What is expected
List each line in which the string "kobs" appears.

Saved data entries:
* * * * * * * * *
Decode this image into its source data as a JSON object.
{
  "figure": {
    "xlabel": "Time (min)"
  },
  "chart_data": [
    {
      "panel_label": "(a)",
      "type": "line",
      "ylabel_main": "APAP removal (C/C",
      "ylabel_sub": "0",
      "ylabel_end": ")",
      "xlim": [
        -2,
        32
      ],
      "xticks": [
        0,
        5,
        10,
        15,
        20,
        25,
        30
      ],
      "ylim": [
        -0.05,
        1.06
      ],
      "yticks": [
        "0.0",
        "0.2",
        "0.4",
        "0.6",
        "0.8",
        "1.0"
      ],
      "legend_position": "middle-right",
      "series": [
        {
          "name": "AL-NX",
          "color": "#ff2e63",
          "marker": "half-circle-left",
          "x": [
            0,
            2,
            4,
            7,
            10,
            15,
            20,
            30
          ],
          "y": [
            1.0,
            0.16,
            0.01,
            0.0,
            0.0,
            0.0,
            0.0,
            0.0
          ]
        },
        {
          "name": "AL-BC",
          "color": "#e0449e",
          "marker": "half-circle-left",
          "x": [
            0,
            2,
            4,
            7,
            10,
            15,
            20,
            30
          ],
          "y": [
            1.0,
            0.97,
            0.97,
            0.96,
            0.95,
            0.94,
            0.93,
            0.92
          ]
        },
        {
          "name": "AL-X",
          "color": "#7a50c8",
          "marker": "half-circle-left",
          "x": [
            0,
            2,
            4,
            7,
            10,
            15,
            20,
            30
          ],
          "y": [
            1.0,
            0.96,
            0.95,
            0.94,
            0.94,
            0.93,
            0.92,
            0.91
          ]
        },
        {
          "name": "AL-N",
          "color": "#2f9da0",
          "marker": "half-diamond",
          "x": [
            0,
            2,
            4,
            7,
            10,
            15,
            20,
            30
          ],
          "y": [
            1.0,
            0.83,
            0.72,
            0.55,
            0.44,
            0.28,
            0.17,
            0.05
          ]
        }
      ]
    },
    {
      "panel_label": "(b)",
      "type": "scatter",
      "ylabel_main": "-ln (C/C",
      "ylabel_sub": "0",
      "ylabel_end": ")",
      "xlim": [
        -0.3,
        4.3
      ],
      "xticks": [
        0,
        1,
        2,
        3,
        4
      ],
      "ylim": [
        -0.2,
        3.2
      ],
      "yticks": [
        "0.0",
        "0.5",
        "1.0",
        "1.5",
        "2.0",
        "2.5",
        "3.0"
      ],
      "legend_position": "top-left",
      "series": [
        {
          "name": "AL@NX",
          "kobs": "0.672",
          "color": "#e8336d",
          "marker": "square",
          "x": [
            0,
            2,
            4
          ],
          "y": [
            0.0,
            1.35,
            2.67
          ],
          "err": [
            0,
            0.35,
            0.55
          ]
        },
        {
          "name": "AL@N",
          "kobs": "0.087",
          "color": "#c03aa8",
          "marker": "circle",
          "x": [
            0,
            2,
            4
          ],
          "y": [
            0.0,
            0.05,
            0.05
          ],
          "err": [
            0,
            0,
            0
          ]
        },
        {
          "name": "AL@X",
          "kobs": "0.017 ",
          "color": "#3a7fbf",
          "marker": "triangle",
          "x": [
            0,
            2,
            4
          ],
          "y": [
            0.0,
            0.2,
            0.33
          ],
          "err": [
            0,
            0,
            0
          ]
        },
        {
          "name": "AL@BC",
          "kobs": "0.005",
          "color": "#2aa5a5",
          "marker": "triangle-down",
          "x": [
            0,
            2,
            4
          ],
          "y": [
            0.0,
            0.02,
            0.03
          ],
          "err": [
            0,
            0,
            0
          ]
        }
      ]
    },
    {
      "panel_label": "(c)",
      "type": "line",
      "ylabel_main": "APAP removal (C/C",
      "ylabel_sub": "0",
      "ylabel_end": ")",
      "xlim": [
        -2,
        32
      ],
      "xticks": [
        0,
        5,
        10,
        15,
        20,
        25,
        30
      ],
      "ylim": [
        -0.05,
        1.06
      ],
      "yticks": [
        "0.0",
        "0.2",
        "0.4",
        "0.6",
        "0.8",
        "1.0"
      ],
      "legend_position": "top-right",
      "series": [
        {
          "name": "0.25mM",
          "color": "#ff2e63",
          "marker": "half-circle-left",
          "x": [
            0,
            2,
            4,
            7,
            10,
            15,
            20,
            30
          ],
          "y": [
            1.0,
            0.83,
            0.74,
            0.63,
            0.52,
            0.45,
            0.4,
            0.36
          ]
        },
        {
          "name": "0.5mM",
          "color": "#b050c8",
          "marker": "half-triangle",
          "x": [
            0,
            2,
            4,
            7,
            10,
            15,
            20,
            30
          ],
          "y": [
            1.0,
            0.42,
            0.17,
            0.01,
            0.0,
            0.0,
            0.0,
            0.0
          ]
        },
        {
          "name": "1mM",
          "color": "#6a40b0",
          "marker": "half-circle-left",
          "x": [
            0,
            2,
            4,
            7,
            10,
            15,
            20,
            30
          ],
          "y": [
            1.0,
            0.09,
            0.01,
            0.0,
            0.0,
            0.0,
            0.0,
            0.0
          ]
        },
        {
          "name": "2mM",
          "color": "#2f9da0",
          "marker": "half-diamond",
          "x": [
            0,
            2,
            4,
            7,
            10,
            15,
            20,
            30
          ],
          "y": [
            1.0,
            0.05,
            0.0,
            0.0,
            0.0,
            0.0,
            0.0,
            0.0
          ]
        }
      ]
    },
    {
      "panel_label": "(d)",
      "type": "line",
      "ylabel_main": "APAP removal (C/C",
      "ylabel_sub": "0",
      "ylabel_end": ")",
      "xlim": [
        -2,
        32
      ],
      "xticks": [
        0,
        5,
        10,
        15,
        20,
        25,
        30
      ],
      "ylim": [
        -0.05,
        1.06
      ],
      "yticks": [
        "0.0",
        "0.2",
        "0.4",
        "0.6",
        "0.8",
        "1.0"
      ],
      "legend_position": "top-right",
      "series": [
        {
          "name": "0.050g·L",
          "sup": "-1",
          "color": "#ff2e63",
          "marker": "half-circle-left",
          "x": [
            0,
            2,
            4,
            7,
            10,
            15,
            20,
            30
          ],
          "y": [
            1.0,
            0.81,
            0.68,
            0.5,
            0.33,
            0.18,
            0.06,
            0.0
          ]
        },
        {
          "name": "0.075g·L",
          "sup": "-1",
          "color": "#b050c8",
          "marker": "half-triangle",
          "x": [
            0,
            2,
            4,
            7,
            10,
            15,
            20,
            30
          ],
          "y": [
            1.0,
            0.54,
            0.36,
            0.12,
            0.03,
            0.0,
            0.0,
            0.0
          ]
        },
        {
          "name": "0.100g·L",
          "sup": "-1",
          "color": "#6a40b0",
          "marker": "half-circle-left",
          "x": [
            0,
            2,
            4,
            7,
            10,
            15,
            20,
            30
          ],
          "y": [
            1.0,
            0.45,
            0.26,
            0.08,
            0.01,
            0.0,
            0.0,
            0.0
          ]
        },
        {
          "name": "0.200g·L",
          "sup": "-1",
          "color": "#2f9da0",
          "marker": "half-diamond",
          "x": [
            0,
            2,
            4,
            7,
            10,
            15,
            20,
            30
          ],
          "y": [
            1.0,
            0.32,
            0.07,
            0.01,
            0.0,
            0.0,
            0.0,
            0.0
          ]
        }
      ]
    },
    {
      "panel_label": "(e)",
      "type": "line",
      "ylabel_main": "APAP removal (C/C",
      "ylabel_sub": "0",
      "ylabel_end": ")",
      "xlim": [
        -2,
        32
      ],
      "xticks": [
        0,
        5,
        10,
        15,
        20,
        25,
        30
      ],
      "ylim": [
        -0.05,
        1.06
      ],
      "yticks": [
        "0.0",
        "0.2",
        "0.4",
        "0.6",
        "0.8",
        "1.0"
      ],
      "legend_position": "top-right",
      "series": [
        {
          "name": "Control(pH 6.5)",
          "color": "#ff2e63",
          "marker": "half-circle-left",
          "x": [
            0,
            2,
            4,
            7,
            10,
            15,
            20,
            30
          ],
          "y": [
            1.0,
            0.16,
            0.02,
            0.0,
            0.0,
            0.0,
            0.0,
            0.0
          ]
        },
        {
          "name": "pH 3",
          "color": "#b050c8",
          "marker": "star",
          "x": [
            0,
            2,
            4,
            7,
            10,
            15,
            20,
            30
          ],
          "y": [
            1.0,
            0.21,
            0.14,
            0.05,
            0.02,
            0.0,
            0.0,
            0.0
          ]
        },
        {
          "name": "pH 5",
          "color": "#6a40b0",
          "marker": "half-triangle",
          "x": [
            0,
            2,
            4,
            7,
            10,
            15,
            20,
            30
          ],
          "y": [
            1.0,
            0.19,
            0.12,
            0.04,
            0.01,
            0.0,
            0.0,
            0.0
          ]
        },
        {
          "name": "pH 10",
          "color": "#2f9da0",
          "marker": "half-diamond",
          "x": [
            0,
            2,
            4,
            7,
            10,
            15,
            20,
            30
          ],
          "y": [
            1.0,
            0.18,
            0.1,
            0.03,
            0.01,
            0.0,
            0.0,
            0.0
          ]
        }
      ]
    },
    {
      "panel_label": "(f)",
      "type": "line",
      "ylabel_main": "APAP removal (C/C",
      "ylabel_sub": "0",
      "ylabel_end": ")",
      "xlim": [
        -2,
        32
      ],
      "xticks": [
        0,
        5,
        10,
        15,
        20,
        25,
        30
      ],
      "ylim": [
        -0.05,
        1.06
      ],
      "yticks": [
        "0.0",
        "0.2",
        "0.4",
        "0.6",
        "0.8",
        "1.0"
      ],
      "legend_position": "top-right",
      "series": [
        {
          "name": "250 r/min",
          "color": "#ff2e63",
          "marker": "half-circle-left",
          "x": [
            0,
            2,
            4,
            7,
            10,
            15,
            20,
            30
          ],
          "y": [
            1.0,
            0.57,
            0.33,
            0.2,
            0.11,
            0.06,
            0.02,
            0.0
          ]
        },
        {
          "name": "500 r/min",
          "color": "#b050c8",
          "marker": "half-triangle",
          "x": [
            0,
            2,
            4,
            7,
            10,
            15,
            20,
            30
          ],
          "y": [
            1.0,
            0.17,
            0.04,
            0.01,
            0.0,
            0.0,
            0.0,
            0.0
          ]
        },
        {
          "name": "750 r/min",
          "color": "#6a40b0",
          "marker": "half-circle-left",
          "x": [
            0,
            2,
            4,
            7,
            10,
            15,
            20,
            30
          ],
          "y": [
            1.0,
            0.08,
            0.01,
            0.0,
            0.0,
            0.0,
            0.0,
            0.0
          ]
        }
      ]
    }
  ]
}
* * * * * * * * *
The result
          "kobs": "0.672",
          "kobs": "0.087",
          "kobs": "0.017 ",
          "kobs": "0.005",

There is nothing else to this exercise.